* _DO THIS_: Produce an exact transcription of the listing below, omitting the pictures.

╔══

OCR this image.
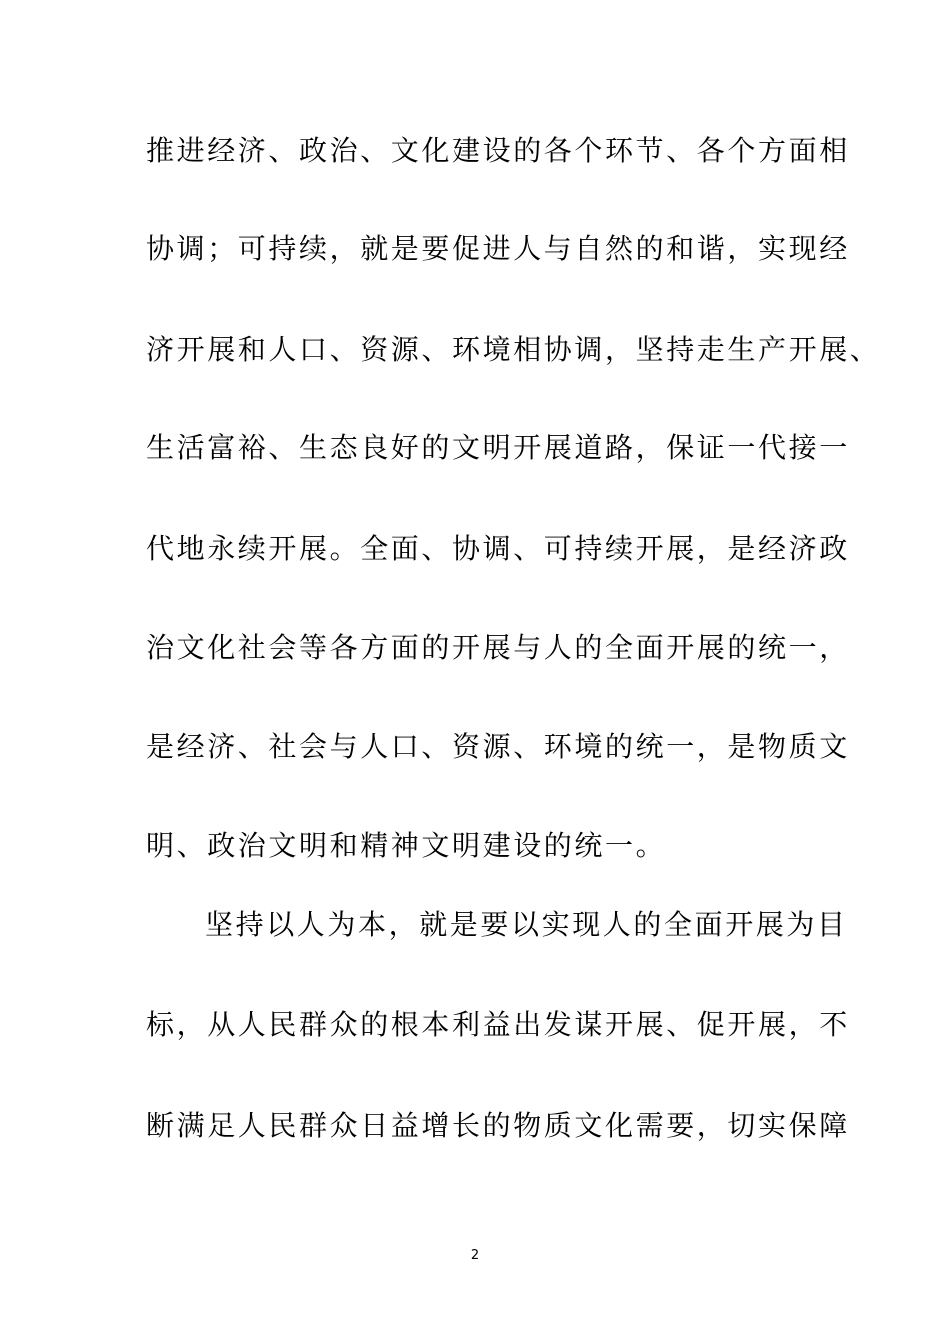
推进经济、政治、文化建设的各个环节、各个方面相
协调；可持续，就是要促进人与自然的和谐，实现经
济开展和人口、资源、环境相协调，坚持走生产开展、
生活富裕、生态良好的文明开展道路，保证一代接一
代地永续开展。全面、协调、可持续开展，是经济政
治文化社会等各方面的开展与人的全面开展的统一，
是经济、社会与人口、资源、环境的统一，是物质文
明、政治文明和精神文明建设的统一。
坚持以人为本，就是要以实现人的全面开展为目
标，从人民群众的根本利益出发谋开展、促开展，不
断满足人民群众日益增长的物质文化需要，切实保障
2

╚══

* _COMPLETED TASK_:
OCR this image.
推进经济、政治、文化建设的各个环节、各个方面相
协调；可持续，就是要促进人与自然的和谐，实现经
济开展和人口、资源、环境相协调，坚持走生产开展、
生活富裕、生态良好的文明开展道路，保证一代接一
代地永续开展。全面、协调、可持续开展，是经济政
治文化社会等各方面的开展与人的全面开展的统一，
是经济、社会与人口、资源、环境的统一，是物质文
明、政治文明和精神文明建设的统一。
坚持以人为本，就是要以实现人的全面开展为目
标，从人民群众的根本利益出发谋开展、促开展，不
断满足人民群众日益增长的物质文化需要，切实保障
2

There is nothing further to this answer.